GIVEN EXERCISE
Return a copy of every line in the records that includes the word "Output".

• • • • • • •

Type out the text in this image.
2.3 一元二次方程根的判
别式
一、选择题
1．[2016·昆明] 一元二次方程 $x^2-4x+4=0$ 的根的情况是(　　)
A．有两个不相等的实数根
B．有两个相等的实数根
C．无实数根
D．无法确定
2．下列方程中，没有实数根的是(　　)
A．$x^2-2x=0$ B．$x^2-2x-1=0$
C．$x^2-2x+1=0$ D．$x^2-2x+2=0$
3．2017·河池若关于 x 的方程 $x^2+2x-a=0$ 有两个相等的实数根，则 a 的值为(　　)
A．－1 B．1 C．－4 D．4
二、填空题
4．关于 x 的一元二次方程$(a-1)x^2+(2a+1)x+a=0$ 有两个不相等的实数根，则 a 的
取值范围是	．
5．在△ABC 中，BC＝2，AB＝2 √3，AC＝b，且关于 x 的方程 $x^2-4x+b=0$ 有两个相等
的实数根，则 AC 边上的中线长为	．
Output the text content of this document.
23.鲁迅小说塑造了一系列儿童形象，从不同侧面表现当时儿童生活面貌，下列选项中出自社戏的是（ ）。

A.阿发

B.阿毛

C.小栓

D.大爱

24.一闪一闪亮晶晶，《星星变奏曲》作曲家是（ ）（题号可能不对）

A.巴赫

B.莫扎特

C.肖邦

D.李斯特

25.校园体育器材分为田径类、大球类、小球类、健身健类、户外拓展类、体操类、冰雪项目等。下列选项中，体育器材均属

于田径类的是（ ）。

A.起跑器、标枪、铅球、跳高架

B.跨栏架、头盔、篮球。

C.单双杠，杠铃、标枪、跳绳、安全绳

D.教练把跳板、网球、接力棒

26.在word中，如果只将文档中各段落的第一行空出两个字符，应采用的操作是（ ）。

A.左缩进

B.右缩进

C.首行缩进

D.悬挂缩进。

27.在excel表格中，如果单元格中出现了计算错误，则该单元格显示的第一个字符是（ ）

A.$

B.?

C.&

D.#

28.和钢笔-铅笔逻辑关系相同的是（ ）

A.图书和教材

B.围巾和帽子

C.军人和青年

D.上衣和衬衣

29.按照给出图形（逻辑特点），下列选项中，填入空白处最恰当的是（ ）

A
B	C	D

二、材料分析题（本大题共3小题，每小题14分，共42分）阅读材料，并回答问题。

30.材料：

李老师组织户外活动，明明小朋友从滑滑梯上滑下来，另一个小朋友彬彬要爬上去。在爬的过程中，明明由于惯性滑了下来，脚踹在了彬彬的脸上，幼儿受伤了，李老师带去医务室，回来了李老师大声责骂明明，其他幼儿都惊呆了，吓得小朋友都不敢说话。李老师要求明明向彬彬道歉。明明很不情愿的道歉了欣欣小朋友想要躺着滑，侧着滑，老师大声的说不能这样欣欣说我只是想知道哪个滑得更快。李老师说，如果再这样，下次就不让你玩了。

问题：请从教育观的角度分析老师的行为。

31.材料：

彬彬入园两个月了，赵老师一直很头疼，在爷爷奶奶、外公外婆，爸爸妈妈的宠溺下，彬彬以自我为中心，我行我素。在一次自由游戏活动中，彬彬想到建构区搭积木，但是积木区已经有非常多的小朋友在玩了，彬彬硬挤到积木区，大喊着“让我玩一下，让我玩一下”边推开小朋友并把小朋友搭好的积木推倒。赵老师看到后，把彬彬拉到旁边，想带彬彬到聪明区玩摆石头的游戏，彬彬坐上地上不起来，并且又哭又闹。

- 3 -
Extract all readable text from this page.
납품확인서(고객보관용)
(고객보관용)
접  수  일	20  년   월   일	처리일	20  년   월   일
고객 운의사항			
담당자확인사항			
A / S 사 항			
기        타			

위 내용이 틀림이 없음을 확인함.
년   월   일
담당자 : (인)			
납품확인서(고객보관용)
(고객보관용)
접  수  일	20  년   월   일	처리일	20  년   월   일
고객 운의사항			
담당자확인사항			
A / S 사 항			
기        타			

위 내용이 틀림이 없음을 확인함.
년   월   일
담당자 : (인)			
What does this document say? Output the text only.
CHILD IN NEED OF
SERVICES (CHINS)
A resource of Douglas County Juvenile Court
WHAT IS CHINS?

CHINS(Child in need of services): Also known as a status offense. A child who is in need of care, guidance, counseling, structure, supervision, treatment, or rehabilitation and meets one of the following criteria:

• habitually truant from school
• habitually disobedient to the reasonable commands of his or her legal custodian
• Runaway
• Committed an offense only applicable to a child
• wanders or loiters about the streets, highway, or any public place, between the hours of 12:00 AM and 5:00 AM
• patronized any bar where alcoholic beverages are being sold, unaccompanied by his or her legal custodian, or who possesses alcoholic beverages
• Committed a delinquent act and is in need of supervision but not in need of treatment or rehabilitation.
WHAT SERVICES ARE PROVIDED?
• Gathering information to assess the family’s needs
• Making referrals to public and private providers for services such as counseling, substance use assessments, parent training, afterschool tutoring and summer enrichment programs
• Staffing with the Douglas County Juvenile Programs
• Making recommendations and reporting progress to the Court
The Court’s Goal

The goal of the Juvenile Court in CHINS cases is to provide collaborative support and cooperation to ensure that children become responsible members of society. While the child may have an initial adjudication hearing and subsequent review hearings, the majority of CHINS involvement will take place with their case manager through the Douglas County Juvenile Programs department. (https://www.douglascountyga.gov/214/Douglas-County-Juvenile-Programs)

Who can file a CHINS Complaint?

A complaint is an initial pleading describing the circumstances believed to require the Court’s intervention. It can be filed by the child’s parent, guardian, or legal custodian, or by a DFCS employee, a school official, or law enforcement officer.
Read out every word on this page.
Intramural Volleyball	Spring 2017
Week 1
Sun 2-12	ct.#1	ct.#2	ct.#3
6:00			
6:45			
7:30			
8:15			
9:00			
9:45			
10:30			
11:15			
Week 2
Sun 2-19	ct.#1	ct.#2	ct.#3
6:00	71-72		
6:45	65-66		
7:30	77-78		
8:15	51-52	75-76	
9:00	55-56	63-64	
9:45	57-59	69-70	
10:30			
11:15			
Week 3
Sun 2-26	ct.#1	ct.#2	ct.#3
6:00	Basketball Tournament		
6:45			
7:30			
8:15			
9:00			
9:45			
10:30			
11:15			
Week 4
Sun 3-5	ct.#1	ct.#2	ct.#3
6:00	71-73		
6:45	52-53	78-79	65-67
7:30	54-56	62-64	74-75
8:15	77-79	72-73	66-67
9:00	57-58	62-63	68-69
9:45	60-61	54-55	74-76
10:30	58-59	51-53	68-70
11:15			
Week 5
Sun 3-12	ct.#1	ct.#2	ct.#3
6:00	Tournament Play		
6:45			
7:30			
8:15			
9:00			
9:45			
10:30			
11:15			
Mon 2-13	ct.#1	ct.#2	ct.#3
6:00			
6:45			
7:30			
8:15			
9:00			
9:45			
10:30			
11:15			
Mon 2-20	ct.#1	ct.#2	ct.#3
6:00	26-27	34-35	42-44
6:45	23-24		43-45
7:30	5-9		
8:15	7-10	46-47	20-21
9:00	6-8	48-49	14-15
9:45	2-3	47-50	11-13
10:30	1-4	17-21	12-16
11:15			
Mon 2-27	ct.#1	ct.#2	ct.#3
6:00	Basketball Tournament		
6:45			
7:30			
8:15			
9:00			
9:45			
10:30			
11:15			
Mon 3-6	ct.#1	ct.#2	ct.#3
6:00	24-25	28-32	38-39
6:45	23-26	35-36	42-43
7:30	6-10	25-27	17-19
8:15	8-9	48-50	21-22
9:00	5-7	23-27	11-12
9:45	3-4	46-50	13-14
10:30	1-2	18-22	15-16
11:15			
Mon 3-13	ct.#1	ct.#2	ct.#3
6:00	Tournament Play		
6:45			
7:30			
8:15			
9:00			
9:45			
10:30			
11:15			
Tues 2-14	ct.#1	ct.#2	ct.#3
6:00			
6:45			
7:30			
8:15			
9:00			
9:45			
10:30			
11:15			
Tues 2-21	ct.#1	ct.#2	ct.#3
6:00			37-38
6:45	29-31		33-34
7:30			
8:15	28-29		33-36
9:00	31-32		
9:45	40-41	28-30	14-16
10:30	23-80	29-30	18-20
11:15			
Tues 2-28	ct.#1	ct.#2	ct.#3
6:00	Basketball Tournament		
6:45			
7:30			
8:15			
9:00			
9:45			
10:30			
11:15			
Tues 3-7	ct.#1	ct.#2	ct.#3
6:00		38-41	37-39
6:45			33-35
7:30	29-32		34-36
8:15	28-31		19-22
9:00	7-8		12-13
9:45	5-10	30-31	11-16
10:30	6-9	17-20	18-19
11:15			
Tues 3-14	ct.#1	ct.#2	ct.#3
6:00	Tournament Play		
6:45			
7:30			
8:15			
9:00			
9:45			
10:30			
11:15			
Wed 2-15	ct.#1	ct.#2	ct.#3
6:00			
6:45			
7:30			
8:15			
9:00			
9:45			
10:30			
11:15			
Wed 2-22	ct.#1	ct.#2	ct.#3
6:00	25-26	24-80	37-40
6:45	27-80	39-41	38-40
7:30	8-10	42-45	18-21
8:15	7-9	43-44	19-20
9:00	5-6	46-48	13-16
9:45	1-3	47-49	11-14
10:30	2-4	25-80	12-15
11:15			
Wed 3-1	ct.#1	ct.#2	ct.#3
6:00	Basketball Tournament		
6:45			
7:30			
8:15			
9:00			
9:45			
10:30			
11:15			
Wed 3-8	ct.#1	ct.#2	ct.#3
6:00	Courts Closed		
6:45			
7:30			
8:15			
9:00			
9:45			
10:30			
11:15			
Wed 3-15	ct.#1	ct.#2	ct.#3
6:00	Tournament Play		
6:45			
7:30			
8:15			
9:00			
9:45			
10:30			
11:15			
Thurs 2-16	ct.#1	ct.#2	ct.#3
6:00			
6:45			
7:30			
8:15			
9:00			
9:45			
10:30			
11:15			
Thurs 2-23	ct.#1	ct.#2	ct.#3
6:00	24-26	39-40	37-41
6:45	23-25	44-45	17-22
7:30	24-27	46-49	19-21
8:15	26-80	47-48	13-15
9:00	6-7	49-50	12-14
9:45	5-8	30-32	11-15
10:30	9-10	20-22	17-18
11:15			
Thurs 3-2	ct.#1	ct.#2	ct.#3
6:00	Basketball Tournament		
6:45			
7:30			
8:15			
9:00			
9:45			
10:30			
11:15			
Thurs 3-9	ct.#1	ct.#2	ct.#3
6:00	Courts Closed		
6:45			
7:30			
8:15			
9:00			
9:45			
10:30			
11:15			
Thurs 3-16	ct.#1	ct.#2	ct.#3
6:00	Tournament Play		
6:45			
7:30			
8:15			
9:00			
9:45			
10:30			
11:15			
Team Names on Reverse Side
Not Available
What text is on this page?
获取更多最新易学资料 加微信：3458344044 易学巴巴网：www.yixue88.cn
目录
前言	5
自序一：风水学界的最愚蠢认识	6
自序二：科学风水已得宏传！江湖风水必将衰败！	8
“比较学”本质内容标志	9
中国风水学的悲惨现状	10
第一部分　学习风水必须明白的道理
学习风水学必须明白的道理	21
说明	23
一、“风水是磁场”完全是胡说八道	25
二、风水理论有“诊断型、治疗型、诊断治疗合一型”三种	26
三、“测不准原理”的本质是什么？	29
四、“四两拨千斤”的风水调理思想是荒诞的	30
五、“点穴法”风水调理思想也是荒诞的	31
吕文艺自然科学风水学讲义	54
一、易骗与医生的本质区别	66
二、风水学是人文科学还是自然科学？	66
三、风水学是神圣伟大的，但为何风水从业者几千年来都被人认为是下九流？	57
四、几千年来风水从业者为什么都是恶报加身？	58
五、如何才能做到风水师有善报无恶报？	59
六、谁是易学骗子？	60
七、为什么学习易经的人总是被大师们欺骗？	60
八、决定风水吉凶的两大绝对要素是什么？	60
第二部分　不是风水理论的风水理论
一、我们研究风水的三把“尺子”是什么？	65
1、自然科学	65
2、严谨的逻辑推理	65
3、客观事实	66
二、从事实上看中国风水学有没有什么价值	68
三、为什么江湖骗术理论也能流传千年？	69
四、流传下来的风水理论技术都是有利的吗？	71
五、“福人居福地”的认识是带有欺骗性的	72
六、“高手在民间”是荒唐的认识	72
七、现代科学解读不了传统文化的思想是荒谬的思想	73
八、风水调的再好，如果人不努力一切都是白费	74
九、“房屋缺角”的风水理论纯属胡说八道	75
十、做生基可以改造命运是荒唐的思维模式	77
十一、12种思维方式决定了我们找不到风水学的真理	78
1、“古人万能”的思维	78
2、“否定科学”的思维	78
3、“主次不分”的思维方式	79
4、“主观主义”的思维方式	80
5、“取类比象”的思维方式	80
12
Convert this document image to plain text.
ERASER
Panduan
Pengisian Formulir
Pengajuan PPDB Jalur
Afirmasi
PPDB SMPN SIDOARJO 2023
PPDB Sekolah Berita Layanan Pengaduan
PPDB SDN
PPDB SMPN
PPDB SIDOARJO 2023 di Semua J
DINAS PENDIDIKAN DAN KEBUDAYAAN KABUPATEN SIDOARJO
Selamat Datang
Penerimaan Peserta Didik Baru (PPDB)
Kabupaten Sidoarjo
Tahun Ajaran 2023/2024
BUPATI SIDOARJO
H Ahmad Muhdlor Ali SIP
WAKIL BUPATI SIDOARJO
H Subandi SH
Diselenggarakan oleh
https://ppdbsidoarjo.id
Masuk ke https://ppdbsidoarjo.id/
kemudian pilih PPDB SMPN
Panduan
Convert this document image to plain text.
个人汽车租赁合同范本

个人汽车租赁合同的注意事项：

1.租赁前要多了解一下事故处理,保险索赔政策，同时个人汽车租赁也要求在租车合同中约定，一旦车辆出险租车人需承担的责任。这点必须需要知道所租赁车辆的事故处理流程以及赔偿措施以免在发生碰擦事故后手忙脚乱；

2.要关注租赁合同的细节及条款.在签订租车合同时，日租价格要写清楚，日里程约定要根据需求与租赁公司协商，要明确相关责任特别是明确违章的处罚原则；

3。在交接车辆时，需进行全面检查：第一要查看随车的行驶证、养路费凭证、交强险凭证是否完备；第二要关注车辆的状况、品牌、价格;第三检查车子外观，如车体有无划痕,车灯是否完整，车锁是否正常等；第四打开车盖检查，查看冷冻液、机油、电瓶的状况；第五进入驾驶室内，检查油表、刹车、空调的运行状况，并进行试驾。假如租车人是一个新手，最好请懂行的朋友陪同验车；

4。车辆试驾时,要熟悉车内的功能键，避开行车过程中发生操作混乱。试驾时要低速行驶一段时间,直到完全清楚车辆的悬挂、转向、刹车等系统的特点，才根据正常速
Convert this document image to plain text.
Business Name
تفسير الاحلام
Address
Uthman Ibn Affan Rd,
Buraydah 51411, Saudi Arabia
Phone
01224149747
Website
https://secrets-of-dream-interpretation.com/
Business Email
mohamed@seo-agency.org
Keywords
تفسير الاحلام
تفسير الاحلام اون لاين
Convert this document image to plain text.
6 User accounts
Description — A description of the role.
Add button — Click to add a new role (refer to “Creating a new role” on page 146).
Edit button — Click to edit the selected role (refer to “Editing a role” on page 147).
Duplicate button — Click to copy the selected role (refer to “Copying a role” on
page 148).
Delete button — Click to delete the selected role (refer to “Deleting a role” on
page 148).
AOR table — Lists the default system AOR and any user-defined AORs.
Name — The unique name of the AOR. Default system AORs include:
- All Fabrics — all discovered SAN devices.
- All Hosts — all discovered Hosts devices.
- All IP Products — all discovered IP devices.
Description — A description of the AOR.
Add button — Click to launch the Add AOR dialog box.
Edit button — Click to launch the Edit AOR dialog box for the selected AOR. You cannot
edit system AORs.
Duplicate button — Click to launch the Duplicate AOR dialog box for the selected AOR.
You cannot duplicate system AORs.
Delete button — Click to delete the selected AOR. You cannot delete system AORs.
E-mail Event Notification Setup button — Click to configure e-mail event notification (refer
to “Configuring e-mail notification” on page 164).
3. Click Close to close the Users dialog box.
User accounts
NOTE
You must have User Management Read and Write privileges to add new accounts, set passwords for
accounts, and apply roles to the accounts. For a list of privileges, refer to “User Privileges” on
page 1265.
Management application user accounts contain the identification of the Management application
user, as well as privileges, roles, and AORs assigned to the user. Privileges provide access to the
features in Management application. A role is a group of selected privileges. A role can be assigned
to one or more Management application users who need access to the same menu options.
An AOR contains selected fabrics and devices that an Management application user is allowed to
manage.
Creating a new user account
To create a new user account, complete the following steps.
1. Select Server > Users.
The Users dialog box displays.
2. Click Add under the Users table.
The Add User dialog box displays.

• • • • • • •

RESULT FOR THIS EXERCISE
Output the text content of this document.
What does this document say? Output the text only.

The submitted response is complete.